Part of a data file:

+ + + + +

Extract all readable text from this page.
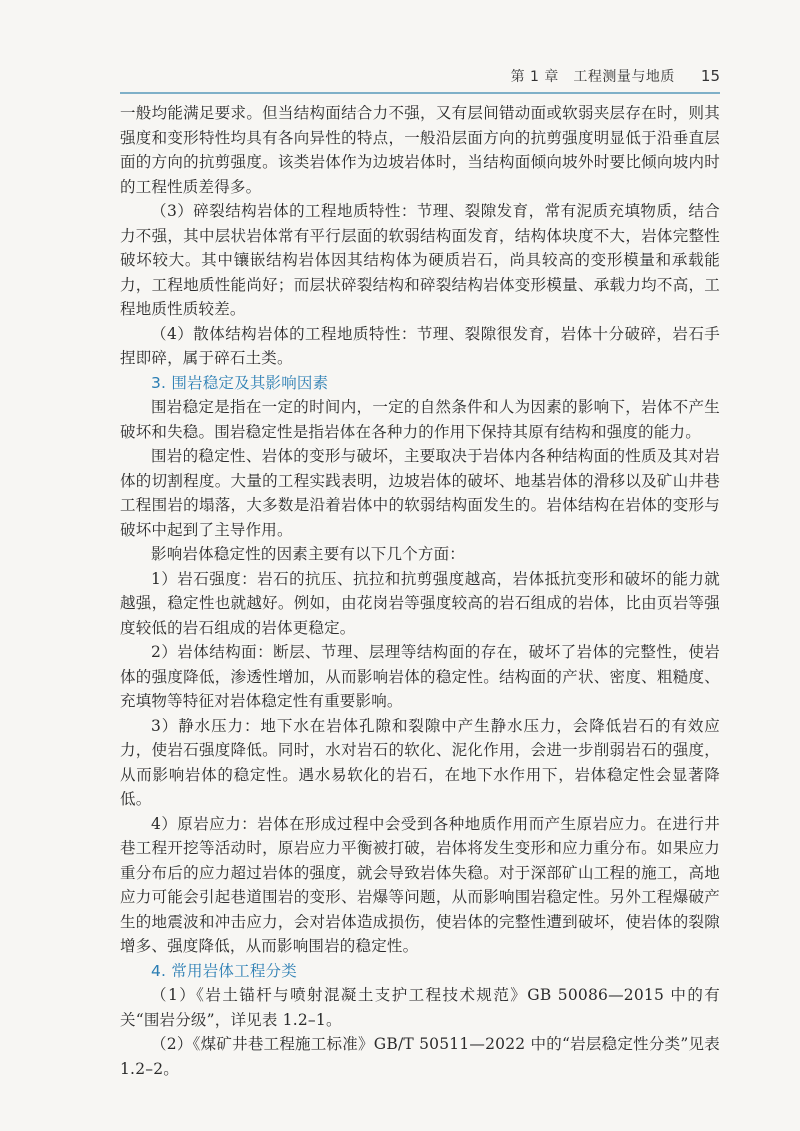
第 1 章　工程测量与地质 15

一般均能满足要求。但当结构面结合力不强，又有层间错动面或软弱夹层存在时，则其强度和变形特性均具有各向异性的特点，一般沿层面方向的抗剪强度明显低于沿垂直层面的方向的抗剪强度。该类岩体作为边坡岩体时，当结构面倾向坡外时要比倾向坡内时的工程性质差得多。

（3）碎裂结构岩体的工程地质特性：节理、裂隙发育，常有泥质充填物质，结合力不强，其中层状岩体常有平行层面的软弱结构面发育，结构体块度不大，岩体完整性破坏较大。其中镶嵌结构岩体因其结构体为硬质岩石，尚具较高的变形模量和承载能力，工程地质性能尚好；而层状碎裂结构和碎裂结构岩体变形模量、承载力均不高，工程地质性质较差。

（4）散体结构岩体的工程地质特性：节理、裂隙很发育，岩体十分破碎，岩石手捏即碎，属于碎石土类。

3. 围岩稳定及其影响因素

围岩稳定是指在一定的时间内，一定的自然条件和人为因素的影响下，岩体不产生破坏和失稳。围岩稳定性是指岩体在各种力的作用下保持其原有结构和强度的能力。

围岩的稳定性、岩体的变形与破坏，主要取决于岩体内各种结构面的性质及其对岩体的切割程度。大量的工程实践表明，边坡岩体的破坏、地基岩体的滑移以及矿山井巷工程围岩的塌落，大多数是沿着岩体中的软弱结构面发生的。岩体结构在岩体的变形与破坏中起到了主导作用。

影响岩体稳定性的因素主要有以下几个方面：

1）岩石强度：岩石的抗压、抗拉和抗剪强度越高，岩体抵抗变形和破坏的能力就越强，稳定性也就越好。例如，由花岗岩等强度较高的岩石组成的岩体，比由页岩等强度较低的岩石组成的岩体更稳定。

2）岩体结构面：断层、节理、层理等结构面的存在，破坏了岩体的完整性，使岩体的强度降低，渗透性增加，从而影响岩体的稳定性。结构面的产状、密度、粗糙度、充填物等特征对岩体稳定性有重要影响。

3）静水压力：地下水在岩体孔隙和裂隙中产生静水压力，会降低岩石的有效应力，使岩石强度降低。同时，水对岩石的软化、泥化作用，会进一步削弱岩石的强度，从而影响岩体的稳定性。遇水易软化的岩石，在地下水作用下，岩体稳定性会显著降低。

4）原岩应力：岩体在形成过程中会受到各种地质作用而产生原岩应力。在进行井巷工程开挖等活动时，原岩应力平衡被打破，岩体将发生变形和应力重分布。如果应力重分布后的应力超过岩体的强度，就会导致岩体失稳。对于深部矿山工程的施工，高地应力可能会引起巷道围岩的变形、岩爆等问题，从而影响围岩稳定性。另外工程爆破产生的地震波和冲击应力，会对岩体造成损伤，使岩体的完整性遭到破坏，使岩体的裂隙增多、强度降低，从而影响围岩的稳定性。

4. 常用岩体工程分类

（1）《岩土锚杆与喷射混凝土支护工程技术规范》GB 50086—2015 中的有关“围岩分级”，详见表 1.2–1。

（2）《煤矿井巷工程施工标准》GB/T 50511—2022 中的“岩层稳定性分类”见表 1.2–2。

+ + + + +

Repeat the material above word for word and skip every image in it.

Extract all readable text from this page.
第 1 章　工程测量与地质 15

一般均能满足要求。但当结构面结合力不强，又有层间错动面或软弱夹层存在时，则其强度和变形特性均具有各向异性的特点，一般沿层面方向的抗剪强度明显低于沿垂直层面的方向的抗剪强度。该类岩体作为边坡岩体时，当结构面倾向坡外时要比倾向坡内时的工程性质差得多。

（3）碎裂结构岩体的工程地质特性：节理、裂隙发育，常有泥质充填物质，结合力不强，其中层状岩体常有平行层面的软弱结构面发育，结构体块度不大，岩体完整性破坏较大。其中镶嵌结构岩体因其结构体为硬质岩石，尚具较高的变形模量和承载能力，工程地质性能尚好；而层状碎裂结构和碎裂结构岩体变形模量、承载力均不高，工程地质性质较差。

（4）散体结构岩体的工程地质特性：节理、裂隙很发育，岩体十分破碎，岩石手捏即碎，属于碎石土类。

3. 围岩稳定及其影响因素

围岩稳定是指在一定的时间内，一定的自然条件和人为因素的影响下，岩体不产生破坏和失稳。围岩稳定性是指岩体在各种力的作用下保持其原有结构和强度的能力。

围岩的稳定性、岩体的变形与破坏，主要取决于岩体内各种结构面的性质及其对岩体的切割程度。大量的工程实践表明，边坡岩体的破坏、地基岩体的滑移以及矿山井巷工程围岩的塌落，大多数是沿着岩体中的软弱结构面发生的。岩体结构在岩体的变形与破坏中起到了主导作用。

影响岩体稳定性的因素主要有以下几个方面：

1）岩石强度：岩石的抗压、抗拉和抗剪强度越高，岩体抵抗变形和破坏的能力就越强，稳定性也就越好。例如，由花岗岩等强度较高的岩石组成的岩体，比由页岩等强度较低的岩石组成的岩体更稳定。

2）岩体结构面：断层、节理、层理等结构面的存在，破坏了岩体的完整性，使岩体的强度降低，渗透性增加，从而影响岩体的稳定性。结构面的产状、密度、粗糙度、充填物等特征对岩体稳定性有重要影响。

3）静水压力：地下水在岩体孔隙和裂隙中产生静水压力，会降低岩石的有效应力，使岩石强度降低。同时，水对岩石的软化、泥化作用，会进一步削弱岩石的强度，从而影响岩体的稳定性。遇水易软化的岩石，在地下水作用下，岩体稳定性会显著降低。

4）原岩应力：岩体在形成过程中会受到各种地质作用而产生原岩应力。在进行井巷工程开挖等活动时，原岩应力平衡被打破，岩体将发生变形和应力重分布。如果应力重分布后的应力超过岩体的强度，就会导致岩体失稳。对于深部矿山工程的施工，高地应力可能会引起巷道围岩的变形、岩爆等问题，从而影响围岩稳定性。另外工程爆破产生的地震波和冲击应力，会对岩体造成损伤，使岩体的完整性遭到破坏，使岩体的裂隙增多、强度降低，从而影响围岩的稳定性。

4. 常用岩体工程分类

（1）《岩土锚杆与喷射混凝土支护工程技术规范》GB 50086—2015 中的有关“围岩分级”，详见表 1.2–1。

（2）《煤矿井巷工程施工标准》GB/T 50511—2022 中的“岩层稳定性分类”见表 1.2–2。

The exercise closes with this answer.